* Annotated region listings:
=-=-=-=-=

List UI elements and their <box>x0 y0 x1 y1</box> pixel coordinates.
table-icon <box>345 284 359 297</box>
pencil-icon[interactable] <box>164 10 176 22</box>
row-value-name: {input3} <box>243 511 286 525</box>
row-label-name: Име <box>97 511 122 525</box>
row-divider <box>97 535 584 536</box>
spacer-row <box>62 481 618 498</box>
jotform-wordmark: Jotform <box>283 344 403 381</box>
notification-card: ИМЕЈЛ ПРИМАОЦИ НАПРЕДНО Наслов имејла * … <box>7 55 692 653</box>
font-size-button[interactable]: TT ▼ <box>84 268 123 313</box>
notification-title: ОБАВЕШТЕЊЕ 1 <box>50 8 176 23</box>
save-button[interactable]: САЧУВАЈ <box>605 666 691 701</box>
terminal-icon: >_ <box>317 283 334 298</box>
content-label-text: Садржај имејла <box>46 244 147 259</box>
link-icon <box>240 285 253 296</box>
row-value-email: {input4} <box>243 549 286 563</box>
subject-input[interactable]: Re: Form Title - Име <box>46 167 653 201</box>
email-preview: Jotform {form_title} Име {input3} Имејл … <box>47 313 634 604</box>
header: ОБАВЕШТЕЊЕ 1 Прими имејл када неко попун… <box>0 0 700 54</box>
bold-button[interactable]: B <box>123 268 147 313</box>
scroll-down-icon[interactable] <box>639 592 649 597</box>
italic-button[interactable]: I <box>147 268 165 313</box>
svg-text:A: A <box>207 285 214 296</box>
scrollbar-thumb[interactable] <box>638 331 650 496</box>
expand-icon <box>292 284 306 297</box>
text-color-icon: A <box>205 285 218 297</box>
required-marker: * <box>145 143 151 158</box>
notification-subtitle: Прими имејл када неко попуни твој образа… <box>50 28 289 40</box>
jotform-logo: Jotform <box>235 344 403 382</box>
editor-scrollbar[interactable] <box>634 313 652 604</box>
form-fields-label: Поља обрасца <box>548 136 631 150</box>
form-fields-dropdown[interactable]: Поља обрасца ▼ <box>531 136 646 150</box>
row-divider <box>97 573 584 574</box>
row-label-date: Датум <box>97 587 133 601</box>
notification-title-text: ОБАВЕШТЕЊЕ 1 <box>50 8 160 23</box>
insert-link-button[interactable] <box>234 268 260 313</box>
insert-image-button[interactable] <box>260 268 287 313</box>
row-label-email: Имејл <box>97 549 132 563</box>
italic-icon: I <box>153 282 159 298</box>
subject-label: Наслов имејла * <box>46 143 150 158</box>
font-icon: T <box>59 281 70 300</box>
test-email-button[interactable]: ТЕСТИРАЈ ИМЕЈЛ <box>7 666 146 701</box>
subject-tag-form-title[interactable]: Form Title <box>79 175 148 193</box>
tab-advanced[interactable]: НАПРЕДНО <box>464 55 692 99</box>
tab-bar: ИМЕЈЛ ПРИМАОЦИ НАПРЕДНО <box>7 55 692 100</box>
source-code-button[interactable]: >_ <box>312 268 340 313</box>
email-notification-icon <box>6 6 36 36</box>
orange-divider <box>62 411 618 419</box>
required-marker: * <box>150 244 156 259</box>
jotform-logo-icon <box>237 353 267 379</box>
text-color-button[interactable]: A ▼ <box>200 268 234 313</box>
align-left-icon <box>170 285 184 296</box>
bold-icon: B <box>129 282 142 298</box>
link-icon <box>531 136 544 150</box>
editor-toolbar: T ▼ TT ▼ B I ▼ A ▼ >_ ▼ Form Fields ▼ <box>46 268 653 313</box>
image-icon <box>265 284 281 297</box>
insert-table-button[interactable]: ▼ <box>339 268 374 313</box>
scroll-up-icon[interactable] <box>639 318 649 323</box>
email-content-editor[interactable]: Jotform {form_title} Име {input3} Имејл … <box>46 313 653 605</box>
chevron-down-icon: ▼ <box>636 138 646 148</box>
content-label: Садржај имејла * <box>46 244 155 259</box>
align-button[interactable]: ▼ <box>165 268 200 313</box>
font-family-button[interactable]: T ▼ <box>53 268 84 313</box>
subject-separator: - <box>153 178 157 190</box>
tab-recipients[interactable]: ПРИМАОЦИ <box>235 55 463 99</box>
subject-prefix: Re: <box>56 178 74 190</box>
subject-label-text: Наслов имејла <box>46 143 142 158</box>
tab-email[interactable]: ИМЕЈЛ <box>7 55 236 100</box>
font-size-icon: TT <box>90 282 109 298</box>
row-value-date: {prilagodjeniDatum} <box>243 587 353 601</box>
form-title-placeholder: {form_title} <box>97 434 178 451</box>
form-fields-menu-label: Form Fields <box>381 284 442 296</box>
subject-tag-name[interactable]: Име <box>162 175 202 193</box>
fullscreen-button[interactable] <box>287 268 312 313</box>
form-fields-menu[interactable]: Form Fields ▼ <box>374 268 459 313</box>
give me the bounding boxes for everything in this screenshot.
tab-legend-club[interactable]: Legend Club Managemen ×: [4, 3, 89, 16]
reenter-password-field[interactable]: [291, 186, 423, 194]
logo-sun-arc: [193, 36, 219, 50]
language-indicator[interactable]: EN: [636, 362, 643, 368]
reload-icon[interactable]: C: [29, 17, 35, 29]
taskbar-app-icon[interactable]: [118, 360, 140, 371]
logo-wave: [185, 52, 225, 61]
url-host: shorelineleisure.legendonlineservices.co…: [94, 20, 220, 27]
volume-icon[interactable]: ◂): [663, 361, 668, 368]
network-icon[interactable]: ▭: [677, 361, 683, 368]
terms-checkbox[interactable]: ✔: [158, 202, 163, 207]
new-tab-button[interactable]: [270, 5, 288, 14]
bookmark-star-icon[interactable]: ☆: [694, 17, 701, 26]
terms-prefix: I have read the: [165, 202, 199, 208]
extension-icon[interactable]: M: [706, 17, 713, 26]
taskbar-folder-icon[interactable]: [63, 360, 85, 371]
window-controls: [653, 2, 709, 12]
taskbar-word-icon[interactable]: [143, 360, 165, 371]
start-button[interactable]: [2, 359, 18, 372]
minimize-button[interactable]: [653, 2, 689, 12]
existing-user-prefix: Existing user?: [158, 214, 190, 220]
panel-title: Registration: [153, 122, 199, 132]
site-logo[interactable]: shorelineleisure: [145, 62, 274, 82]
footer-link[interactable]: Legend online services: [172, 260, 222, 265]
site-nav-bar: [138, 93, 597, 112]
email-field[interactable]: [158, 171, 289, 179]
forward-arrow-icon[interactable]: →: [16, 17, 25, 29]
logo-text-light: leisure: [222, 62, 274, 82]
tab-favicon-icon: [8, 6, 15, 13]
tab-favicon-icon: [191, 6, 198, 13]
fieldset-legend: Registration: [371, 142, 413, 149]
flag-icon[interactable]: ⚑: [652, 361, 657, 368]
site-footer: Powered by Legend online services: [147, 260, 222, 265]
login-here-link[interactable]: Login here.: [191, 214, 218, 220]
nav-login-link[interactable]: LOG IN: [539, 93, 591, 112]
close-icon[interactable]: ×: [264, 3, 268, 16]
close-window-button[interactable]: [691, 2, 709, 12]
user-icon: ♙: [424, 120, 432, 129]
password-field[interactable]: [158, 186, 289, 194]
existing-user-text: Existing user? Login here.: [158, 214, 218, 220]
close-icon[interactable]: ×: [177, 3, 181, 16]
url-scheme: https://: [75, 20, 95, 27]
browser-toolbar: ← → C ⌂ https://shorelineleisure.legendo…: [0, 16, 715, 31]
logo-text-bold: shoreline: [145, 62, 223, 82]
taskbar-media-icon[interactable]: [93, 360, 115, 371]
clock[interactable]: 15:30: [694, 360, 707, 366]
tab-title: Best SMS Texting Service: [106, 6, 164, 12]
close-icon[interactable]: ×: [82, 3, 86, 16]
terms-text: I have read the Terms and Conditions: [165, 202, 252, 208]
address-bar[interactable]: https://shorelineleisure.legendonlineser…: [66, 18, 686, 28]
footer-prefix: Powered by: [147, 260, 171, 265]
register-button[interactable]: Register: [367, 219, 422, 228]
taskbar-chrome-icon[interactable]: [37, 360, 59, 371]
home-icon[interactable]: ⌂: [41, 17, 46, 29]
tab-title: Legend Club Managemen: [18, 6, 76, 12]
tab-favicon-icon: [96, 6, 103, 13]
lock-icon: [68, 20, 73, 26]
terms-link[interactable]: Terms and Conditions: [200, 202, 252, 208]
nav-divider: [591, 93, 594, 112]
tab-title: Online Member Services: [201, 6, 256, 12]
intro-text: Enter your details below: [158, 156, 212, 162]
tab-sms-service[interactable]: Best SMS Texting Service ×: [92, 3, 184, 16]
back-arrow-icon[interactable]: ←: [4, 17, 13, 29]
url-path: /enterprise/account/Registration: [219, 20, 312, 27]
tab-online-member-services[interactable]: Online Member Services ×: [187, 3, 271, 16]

=-=-=-=-=

* Your instructions:
Copy the records verbatim from the start through the line containing "bold-button[interactable]: B <box>123", including that line.

* Written response:
List UI elements and their <box>x0 y0 x1 y1</box> pixel coordinates.
table-icon <box>345 284 359 297</box>
pencil-icon[interactable] <box>164 10 176 22</box>
row-value-name: {input3} <box>243 511 286 525</box>
row-label-name: Име <box>97 511 122 525</box>
row-divider <box>97 535 584 536</box>
spacer-row <box>62 481 618 498</box>
jotform-wordmark: Jotform <box>283 344 403 381</box>
notification-card: ИМЕЈЛ ПРИМАОЦИ НАПРЕДНО Наслов имејла * … <box>7 55 692 653</box>
font-size-button[interactable]: TT ▼ <box>84 268 123 313</box>
notification-title: ОБАВЕШТЕЊЕ 1 <box>50 8 176 23</box>
save-button[interactable]: САЧУВАЈ <box>605 666 691 701</box>
terminal-icon: >_ <box>317 283 334 298</box>
content-label-text: Садржај имејла <box>46 244 147 259</box>
link-icon <box>240 285 253 296</box>
row-value-email: {input4} <box>243 549 286 563</box>
subject-input[interactable]: Re: Form Title - Име <box>46 167 653 201</box>
email-preview: Jotform {form_title} Име {input3} Имејл … <box>47 313 634 604</box>
header: ОБАВЕШТЕЊЕ 1 Прими имејл када неко попун… <box>0 0 700 54</box>
bold-button[interactable]: B <box>123 268 147 313</box>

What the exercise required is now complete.